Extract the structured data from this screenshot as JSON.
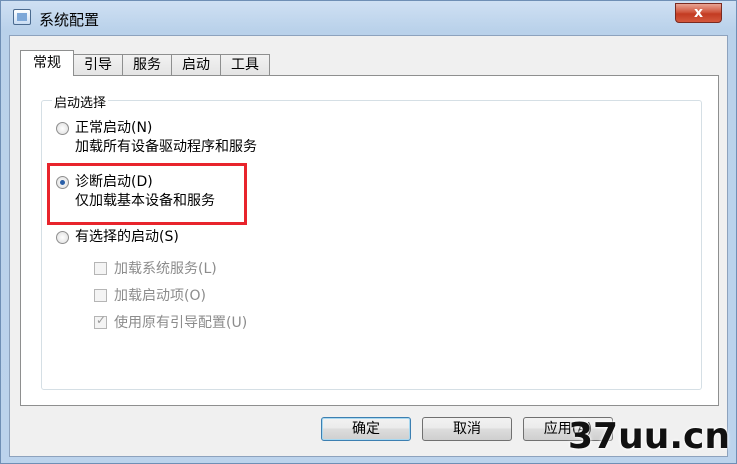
{
  "window": {
    "title": "系统配置",
    "close_label": "x"
  },
  "tabs": [
    {
      "label": "常规",
      "active": true
    },
    {
      "label": "引导",
      "active": false
    },
    {
      "label": "服务",
      "active": false
    },
    {
      "label": "启动",
      "active": false
    },
    {
      "label": "工具",
      "active": false
    }
  ],
  "startup_selection": {
    "group_title": "启动选择",
    "options": [
      {
        "label": "正常启动(N)",
        "description": "加载所有设备驱动程序和服务",
        "checked": false
      },
      {
        "label": "诊断启动(D)",
        "description": "仅加载基本设备和服务",
        "checked": true
      },
      {
        "label": "有选择的启动(S)",
        "checked": false
      }
    ],
    "selective_items": [
      {
        "label": "加载系统服务(L)",
        "checked": false,
        "enabled": false
      },
      {
        "label": "加载启动项(O)",
        "checked": false,
        "enabled": false
      },
      {
        "label": "使用原有引导配置(U)",
        "checked": true,
        "enabled": false
      }
    ]
  },
  "buttons": {
    "ok": "确定",
    "cancel": "取消",
    "apply": "应用(A)"
  },
  "watermark": "37uu.cn",
  "colors": {
    "highlight_border": "#e8242c",
    "radio_dot": "#2a5fa8"
  }
}
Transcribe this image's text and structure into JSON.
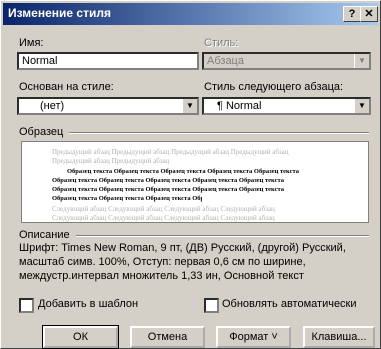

+---+

**Directive:** Go through the preceding material and copy each line that has the word "true".

**The answer:**
      "active": true
        "checked": true
        "checked": true,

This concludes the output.